[[ Document text open ]]

The median age was 37.5 years. 22.6% of residents were under the age of 18 and 11.7% were 65 years of age or older. For every 100 females there were 95.9 males, and for every 100 females age 18 and over there were 93.1 males age 18 and over.

There were 2,426 households and 2,477 housing units. The population density was 5,978.32 PD/sqmi, and there were 2,148.31 /sqmi housing units. 100.0% of residents lived in urban areas and 0.0% lived in rural areas.

Of the village's households, 35.2% had children under the age of 18 living in them. 56.5% were married-couple households, 13.7% were households with a male householder and no spouse or partner present, and 24.7% were households with a female householder and no spouse or partner present. About 19.6% of all households were made up of individuals, and 7.3% had someone living alone who was 65 years of age or older. Of all housing units, 2.1% were vacant; the homeowner vacancy rate was 0.4% and the rental vacancy rate was 2.6%.

[[ Document text closed ]]
[[ Supplied data open ]]

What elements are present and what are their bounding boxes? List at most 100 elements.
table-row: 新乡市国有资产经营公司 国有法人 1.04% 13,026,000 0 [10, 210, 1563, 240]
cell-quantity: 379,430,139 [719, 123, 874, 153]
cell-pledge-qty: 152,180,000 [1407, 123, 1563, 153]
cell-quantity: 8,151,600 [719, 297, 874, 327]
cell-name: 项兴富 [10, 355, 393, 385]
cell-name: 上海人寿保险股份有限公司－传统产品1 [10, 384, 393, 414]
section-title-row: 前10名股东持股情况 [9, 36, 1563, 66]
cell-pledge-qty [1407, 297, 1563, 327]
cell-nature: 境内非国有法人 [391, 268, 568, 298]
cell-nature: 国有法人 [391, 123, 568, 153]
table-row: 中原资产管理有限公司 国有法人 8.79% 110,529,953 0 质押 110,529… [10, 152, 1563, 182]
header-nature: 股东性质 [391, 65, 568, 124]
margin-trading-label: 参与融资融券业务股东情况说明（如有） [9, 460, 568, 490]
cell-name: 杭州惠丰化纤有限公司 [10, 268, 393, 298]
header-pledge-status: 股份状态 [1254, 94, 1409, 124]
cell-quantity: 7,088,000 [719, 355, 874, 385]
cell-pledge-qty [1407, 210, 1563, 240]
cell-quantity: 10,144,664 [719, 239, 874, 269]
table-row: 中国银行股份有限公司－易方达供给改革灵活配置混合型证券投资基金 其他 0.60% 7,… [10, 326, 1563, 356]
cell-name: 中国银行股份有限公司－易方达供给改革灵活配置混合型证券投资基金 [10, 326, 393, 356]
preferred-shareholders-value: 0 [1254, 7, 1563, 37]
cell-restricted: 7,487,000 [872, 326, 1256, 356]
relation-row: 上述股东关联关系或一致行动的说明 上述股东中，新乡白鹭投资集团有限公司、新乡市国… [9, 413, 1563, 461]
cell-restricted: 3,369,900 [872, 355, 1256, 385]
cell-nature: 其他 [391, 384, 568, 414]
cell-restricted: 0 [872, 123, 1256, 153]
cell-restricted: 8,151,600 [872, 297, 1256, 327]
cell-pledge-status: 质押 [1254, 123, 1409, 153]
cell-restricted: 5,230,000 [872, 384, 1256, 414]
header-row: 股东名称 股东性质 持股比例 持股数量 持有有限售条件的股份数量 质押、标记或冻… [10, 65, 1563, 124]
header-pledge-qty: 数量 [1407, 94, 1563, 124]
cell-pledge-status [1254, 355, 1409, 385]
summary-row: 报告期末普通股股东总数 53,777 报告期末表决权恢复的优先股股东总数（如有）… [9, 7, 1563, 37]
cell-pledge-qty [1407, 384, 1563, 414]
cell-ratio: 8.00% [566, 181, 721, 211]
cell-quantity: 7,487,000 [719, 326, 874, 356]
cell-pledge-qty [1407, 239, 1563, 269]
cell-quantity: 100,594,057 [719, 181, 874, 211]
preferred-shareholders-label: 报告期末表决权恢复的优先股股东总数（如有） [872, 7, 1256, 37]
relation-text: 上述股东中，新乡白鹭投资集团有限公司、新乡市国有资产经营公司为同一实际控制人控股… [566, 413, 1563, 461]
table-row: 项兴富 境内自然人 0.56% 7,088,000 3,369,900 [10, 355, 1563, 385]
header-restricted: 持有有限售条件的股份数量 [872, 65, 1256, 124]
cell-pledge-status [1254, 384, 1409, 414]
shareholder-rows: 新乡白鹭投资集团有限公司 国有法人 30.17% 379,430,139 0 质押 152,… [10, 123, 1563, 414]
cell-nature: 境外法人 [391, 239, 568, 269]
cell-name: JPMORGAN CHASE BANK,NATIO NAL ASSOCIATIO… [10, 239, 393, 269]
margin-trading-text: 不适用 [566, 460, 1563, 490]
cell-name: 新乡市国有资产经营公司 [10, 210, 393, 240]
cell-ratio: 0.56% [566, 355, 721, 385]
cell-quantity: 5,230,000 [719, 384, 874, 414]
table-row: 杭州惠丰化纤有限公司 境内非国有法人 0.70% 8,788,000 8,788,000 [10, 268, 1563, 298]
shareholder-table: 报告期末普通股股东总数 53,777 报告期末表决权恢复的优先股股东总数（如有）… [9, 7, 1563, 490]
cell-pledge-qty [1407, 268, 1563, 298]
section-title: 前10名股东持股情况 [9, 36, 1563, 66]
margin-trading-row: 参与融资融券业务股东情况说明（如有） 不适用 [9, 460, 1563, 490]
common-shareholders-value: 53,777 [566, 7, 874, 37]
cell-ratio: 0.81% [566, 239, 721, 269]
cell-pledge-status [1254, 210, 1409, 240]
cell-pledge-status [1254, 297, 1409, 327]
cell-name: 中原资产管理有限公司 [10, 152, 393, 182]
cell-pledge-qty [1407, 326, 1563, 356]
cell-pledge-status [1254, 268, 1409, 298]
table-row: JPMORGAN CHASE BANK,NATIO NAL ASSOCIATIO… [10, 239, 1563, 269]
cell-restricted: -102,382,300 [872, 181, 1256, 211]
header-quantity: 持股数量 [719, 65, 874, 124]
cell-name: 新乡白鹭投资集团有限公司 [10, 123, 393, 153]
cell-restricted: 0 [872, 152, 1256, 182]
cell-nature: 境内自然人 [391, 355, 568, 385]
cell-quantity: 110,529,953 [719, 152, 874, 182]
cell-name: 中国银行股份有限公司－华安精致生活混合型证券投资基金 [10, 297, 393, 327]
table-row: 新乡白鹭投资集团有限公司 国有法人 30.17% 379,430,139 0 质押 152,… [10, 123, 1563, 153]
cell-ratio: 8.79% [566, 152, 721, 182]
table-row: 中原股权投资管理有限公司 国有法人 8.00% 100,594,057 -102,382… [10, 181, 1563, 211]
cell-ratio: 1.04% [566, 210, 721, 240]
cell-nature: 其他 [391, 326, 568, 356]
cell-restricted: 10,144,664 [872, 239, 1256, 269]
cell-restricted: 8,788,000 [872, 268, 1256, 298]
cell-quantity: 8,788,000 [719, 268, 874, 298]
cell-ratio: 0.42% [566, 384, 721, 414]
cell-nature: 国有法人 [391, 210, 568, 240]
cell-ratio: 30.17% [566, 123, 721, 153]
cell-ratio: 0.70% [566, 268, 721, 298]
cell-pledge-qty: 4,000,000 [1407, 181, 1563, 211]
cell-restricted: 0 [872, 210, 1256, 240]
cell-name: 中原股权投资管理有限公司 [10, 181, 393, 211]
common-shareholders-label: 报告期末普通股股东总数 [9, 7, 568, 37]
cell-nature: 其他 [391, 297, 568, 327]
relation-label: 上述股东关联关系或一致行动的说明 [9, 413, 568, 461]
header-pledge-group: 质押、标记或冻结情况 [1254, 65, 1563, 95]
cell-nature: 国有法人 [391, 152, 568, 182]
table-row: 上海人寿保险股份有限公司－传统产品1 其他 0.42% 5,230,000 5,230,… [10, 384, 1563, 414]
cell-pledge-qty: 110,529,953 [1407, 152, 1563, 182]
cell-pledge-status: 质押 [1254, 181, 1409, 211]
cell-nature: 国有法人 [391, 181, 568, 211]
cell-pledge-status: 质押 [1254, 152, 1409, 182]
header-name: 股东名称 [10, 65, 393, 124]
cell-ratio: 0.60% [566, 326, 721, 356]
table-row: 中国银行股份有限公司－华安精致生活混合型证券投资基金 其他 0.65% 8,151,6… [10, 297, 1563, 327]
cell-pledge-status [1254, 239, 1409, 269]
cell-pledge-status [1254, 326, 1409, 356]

[[ Supplied data closed ]]

■ Aim of the exercise: In the village demographics text, what share of households were married-couple households?

■ Solution to the problem: 56.5% of the village's households were married-couple households.